What is needed
Write out the records below word for word, please.

Record list
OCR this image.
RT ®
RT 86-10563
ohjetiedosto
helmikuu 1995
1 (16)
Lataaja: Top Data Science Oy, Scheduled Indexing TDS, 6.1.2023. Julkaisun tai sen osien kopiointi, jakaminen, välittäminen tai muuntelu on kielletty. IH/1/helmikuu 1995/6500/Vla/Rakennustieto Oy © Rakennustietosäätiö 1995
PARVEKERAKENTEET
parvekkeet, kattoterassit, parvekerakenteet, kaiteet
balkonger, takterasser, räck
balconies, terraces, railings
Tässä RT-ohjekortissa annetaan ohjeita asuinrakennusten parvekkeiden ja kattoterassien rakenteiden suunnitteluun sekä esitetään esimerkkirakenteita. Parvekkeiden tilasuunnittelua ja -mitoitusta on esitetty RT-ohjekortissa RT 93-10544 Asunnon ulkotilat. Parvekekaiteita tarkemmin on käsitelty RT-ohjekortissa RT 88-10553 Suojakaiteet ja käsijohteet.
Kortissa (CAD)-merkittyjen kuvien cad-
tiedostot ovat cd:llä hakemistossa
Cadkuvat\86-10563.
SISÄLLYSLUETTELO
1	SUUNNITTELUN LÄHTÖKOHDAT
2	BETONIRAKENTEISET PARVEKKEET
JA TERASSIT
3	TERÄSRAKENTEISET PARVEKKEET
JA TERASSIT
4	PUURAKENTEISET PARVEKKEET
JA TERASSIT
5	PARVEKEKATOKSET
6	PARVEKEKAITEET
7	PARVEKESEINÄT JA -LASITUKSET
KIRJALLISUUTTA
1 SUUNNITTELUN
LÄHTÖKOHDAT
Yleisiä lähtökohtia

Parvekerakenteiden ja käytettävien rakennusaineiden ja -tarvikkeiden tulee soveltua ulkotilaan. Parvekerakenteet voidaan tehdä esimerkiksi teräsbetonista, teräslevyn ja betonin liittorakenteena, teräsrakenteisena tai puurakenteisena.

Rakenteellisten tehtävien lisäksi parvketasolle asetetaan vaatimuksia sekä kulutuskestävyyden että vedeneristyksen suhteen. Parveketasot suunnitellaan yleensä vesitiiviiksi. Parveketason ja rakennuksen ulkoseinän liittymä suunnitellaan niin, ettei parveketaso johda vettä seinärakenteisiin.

Task answer
OCR this image.
RT ®
RT 86-10563
ohjetiedosto
helmikuu 1995
1 (16)
Lataaja: Top Data Science Oy, Scheduled Indexing TDS, 6.1.2023. Julkaisun tai sen osien kopiointi, jakaminen, välittäminen tai muuntelu on kielletty. IH/1/helmikuu 1995/6500/Vla/Rakennustieto Oy © Rakennustietosäätiö 1995
PARVEKERAKENTEET
parvekkeet, kattoterassit, parvekerakenteet, kaiteet
balkonger, takterasser, räck
balconies, terraces, railings
Tässä RT-ohjekortissa annetaan ohjeita asuinrakennusten parvekkeiden ja kattoterassien rakenteiden suunnitteluun sekä esitetään esimerkkirakenteita. Parvekkeiden tilasuunnittelua ja -mitoitusta on esitetty RT-ohjekortissa RT 93-10544 Asunnon ulkotilat. Parvekekaiteita tarkemmin on käsitelty RT-ohjekortissa RT 88-10553 Suojakaiteet ja käsijohteet.
Kortissa (CAD)-merkittyjen kuvien cad-
tiedostot ovat cd:llä hakemistossa
Cadkuvat\86-10563.
SISÄLLYSLUETTELO
1	SUUNNITTELUN LÄHTÖKOHDAT
2	BETONIRAKENTEISET PARVEKKEET
JA TERASSIT
3	TERÄSRAKENTEISET PARVEKKEET
JA TERASSIT
4	PUURAKENTEISET PARVEKKEET
JA TERASSIT
5	PARVEKEKATOKSET
6	PARVEKEKAITEET
7	PARVEKESEINÄT JA -LASITUKSET
KIRJALLISUUTTA
1 SUUNNITTELUN
LÄHTÖKOHDAT
Yleisiä lähtökohtia

Parvekerakenteiden ja käytettävien rakennusaineiden ja -tarvikkeiden tulee soveltua ulkotilaan. Parvekerakenteet voidaan tehdä esimerkiksi teräsbetonista, teräslevyn ja betonin liittorakenteena, teräsrakenteisena tai puurakenteisena.

Rakenteellisten tehtävien lisäksi parvketasolle asetetaan vaatimuksia sekä kulutuskestävyyden että vedeneristyksen suhteen. Parveketasot suunnitellaan yleensä vesitiiviiksi. Parveketason ja rakennuksen ulkoseinän liittymä suunnitellaan niin, ettei parveketaso johda vettä seinärakenteisiin.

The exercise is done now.